◆ **DATA ROWS**:
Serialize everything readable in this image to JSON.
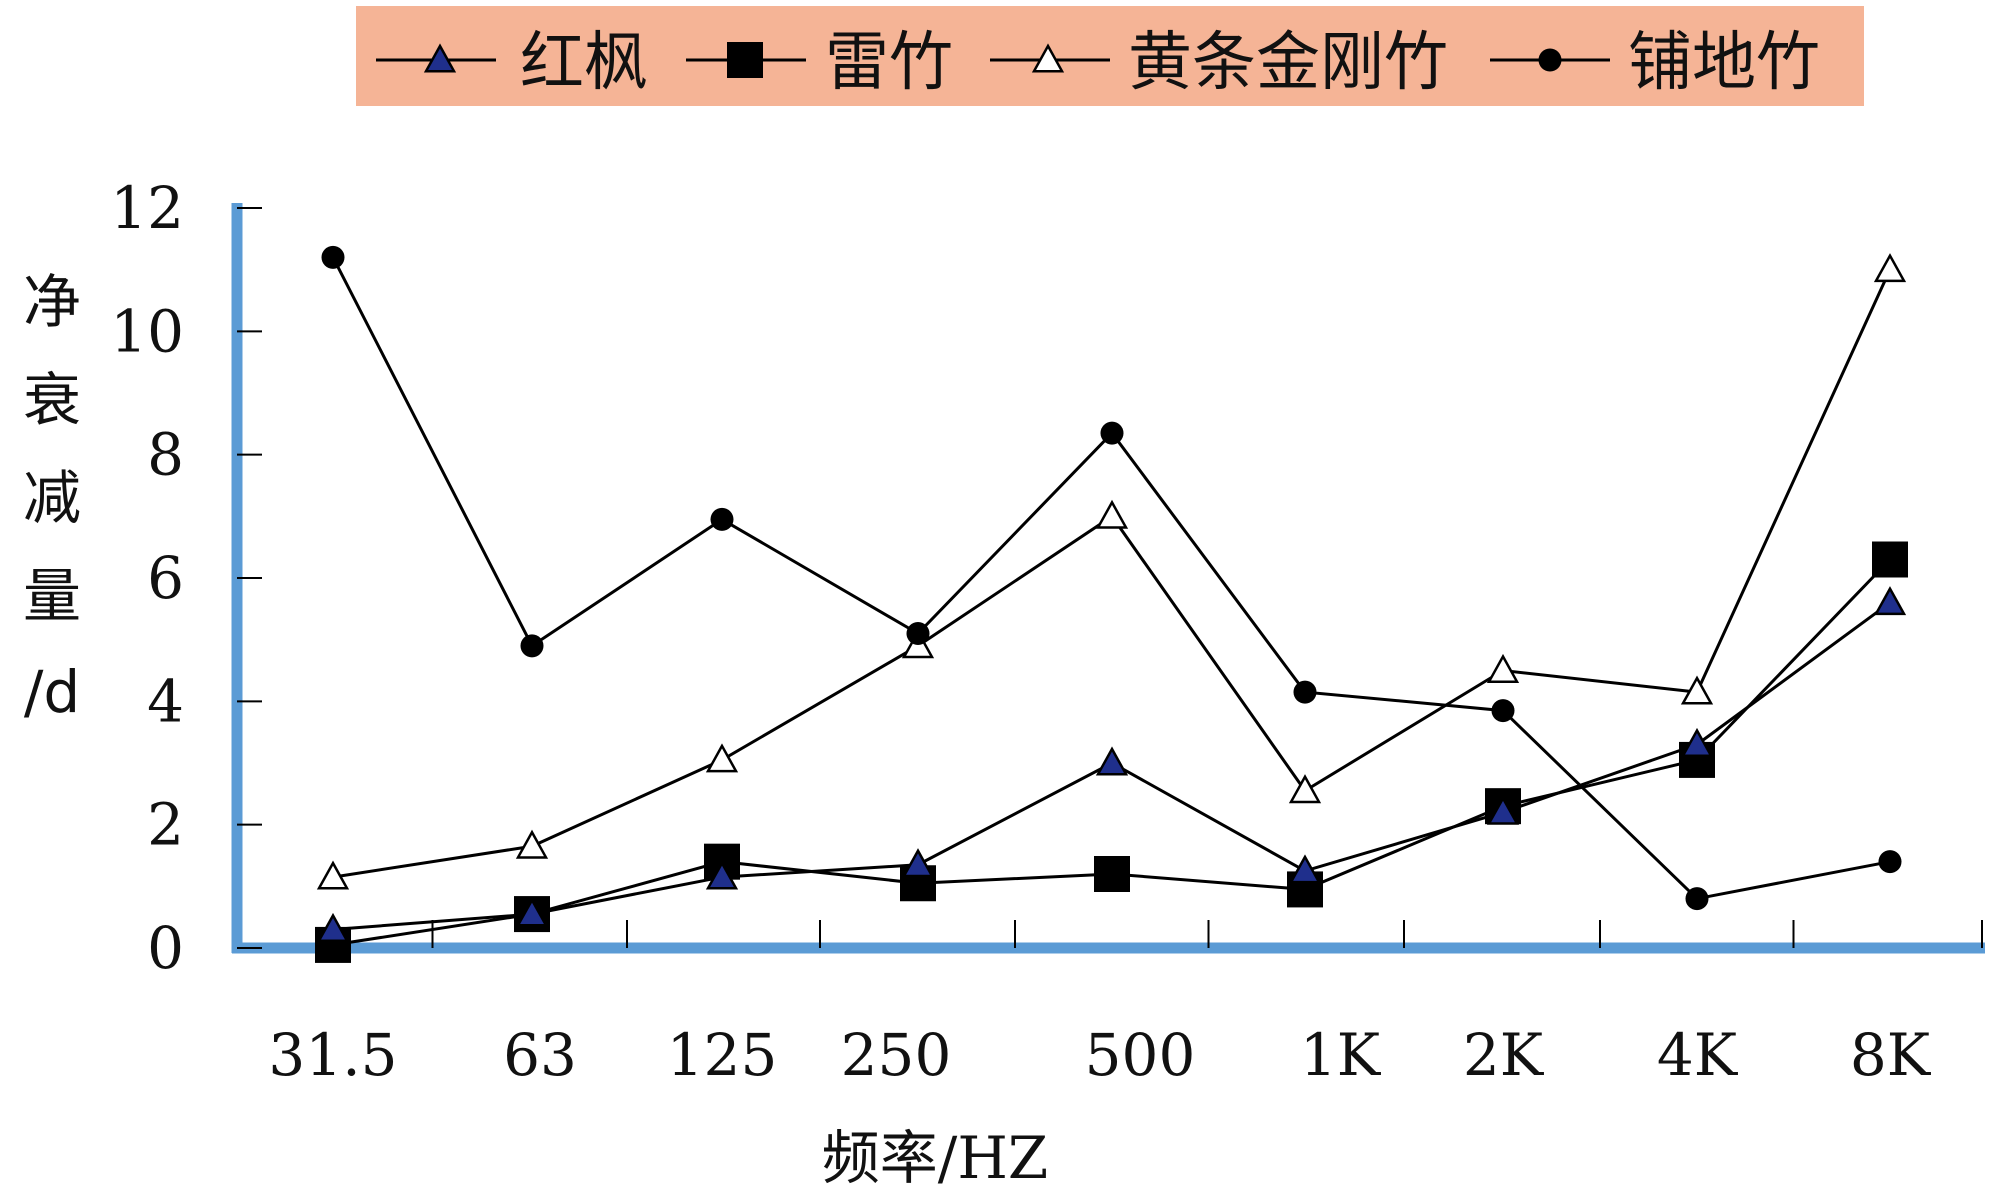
{
  "chart_data": {
    "type": "line",
    "categories": [
      "31.5",
      "63",
      "125",
      "250",
      "500",
      "1K",
      "2K",
      "4K",
      "8K"
    ],
    "series": [
      {
        "name": "红枫",
        "marker": "triangle-filled",
        "values": [
          0.3,
          0.55,
          1.15,
          1.35,
          3.0,
          1.25,
          2.2,
          3.3,
          5.6
        ]
      },
      {
        "name": "雷竹",
        "marker": "square-filled",
        "values": [
          0.05,
          0.55,
          1.4,
          1.05,
          1.2,
          0.95,
          2.3,
          3.05,
          6.3
        ]
      },
      {
        "name": "黄条金刚竹",
        "marker": "triangle-open",
        "values": [
          1.15,
          1.65,
          3.05,
          4.9,
          7.0,
          2.55,
          4.5,
          4.15,
          11.0
        ]
      },
      {
        "name": "铺地竹",
        "marker": "circle-filled",
        "values": [
          11.2,
          4.9,
          6.95,
          5.1,
          8.35,
          4.15,
          3.85,
          0.8,
          1.4
        ]
      }
    ],
    "xlabel": "频率/HZ",
    "ylabel_chars": [
      "净",
      "衰",
      "减",
      "量",
      "/d"
    ],
    "ylim": [
      0,
      12
    ],
    "yticks": [
      "0",
      "2",
      "4",
      "6",
      "8",
      "10",
      "12"
    ],
    "grid": false,
    "legend_position": "top",
    "colors": {
      "axis": "#5b9bd5",
      "legend_bg": "#f5b496",
      "line": "#000000",
      "triangle_fill": "#1f2f8c"
    }
  }
}
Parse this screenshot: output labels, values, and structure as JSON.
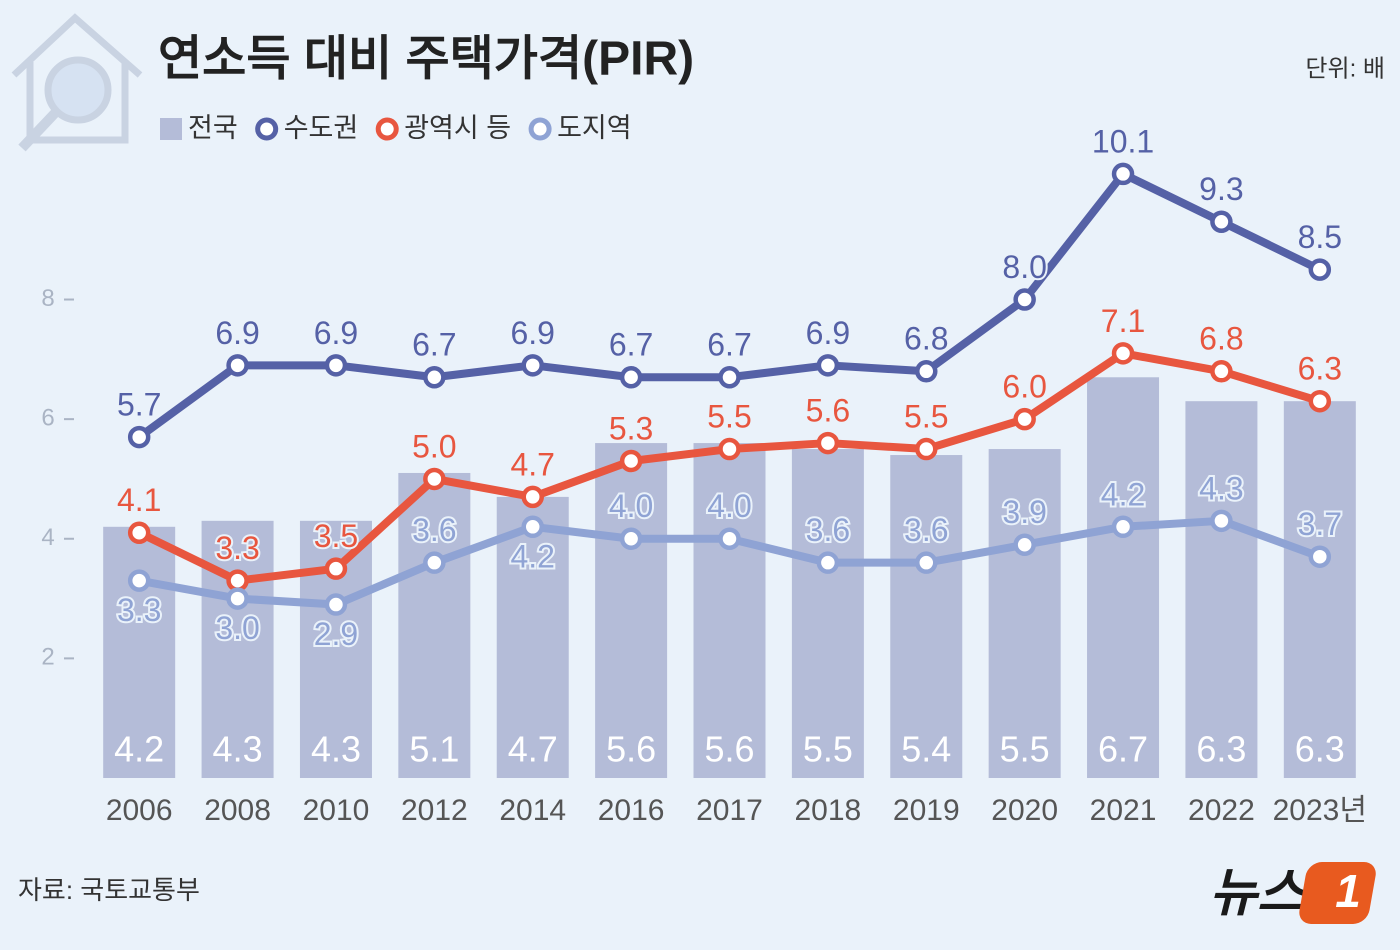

◆ **EXERCISE DETAILS**:
Pictures are to be left out; the records above must be repeated word for word.

◆ **RESPONSE FOR THIS EXERCISE**:
Serialize everything readable in this image to JSON.
{
  "chart_data": {
    "type": "line",
    "categories": [
      "31.5",
      "63",
      "125",
      "250",
      "500",
      "1K",
      "2K",
      "4K",
      "8K"
    ],
    "series": [
      {
        "name": "红枫",
        "marker": "triangle-filled",
        "values": [
          0.3,
          0.55,
          1.15,
          1.35,
          3.0,
          1.25,
          2.2,
          3.3,
          5.6
        ]
      },
      {
        "name": "雷竹",
        "marker": "square-filled",
        "values": [
          0.05,
          0.55,
          1.4,
          1.05,
          1.2,
          0.95,
          2.3,
          3.05,
          6.3
        ]
      },
      {
        "name": "黄条金刚竹",
        "marker": "triangle-open",
        "values": [
          1.15,
          1.65,
          3.05,
          4.9,
          7.0,
          2.55,
          4.5,
          4.15,
          11.0
        ]
      },
      {
        "name": "铺地竹",
        "marker": "circle-filled",
        "values": [
          11.2,
          4.9,
          6.95,
          5.1,
          8.35,
          4.15,
          3.85,
          0.8,
          1.4
        ]
      }
    ],
    "xlabel": "频率/HZ",
    "ylabel_chars": [
      "净",
      "衰",
      "减",
      "量",
      "/d"
    ],
    "ylim": [
      0,
      12
    ],
    "yticks": [
      "0",
      "2",
      "4",
      "6",
      "8",
      "10",
      "12"
    ],
    "grid": false,
    "legend_position": "top",
    "colors": {
      "axis": "#5b9bd5",
      "legend_bg": "#f5b496",
      "line": "#000000",
      "triangle_fill": "#1f2f8c"
    }
  }
}
Parse this screenshot: output labels, values, and structure as JSON.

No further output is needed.